**Task prompt:** Report how many lines of the listing below include the word "color". Give nothing but the number.

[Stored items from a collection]

__________________________________________________

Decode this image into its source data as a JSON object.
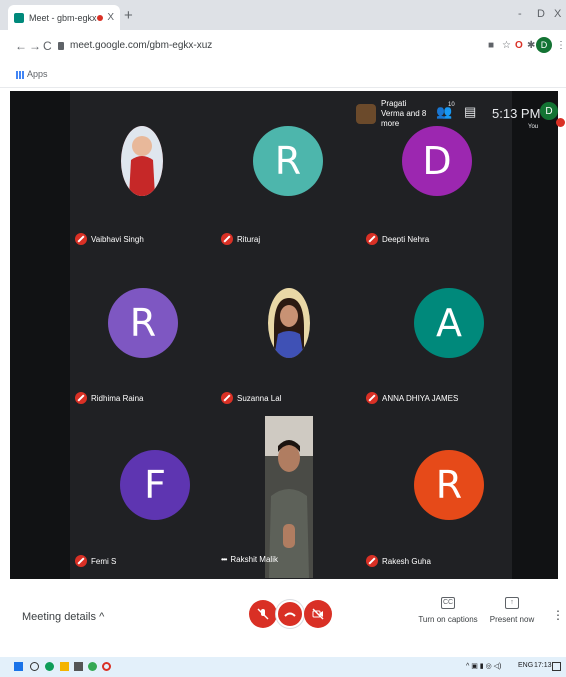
{
  "browser": {
    "tab_title": "Meet - gbm-egkx-xuz",
    "tab_close": "X",
    "new_tab": "+",
    "url": "meet.google.com/gbm-egkx-xuz",
    "bookmark_apps": "Apps",
    "profile_initial": "D",
    "window_controls": {
      "minimize": "-",
      "maximize": "D",
      "close": "X"
    }
  },
  "meet": {
    "presenter": "Pragati Verma and 8 more",
    "people_count": "10",
    "clock": "5:13 PM",
    "self_initial": "D",
    "self_label": "You",
    "participants": [
      {
        "name": "Vaibhavi Singh",
        "initial": "",
        "color": "#f28b82",
        "photo": true
      },
      {
        "name": "Rituraj",
        "initial": "R",
        "color": "#4db6ac",
        "photo": false
      },
      {
        "name": "Deepti Nehra",
        "initial": "D",
        "color": "#9c27b0",
        "photo": false
      },
      {
        "name": "Ridhima Raina",
        "initial": "R",
        "color": "#7e57c2",
        "photo": false
      },
      {
        "name": "Suzanna Lal",
        "initial": "",
        "color": "#5c6bc0",
        "photo": true
      },
      {
        "name": "ANNA DHIYA JAMES",
        "initial": "A",
        "color": "#00897b",
        "photo": false
      },
      {
        "name": "Femi S",
        "initial": "F",
        "color": "#5e35b1",
        "photo": false
      },
      {
        "name": "Rakshit Malik",
        "initial": "",
        "color": "#3a3a38",
        "photo": true
      },
      {
        "name": "Rakesh Guha",
        "initial": "R",
        "color": "#e64a19",
        "photo": false
      }
    ]
  },
  "controls": {
    "meeting_details": "Meeting details",
    "captions": "Turn on captions",
    "present": "Present now"
  },
  "taskbar": {
    "lang": "ENG",
    "time": "17:13"
  }
}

__________________________________________________

**Solution to this problem:** 9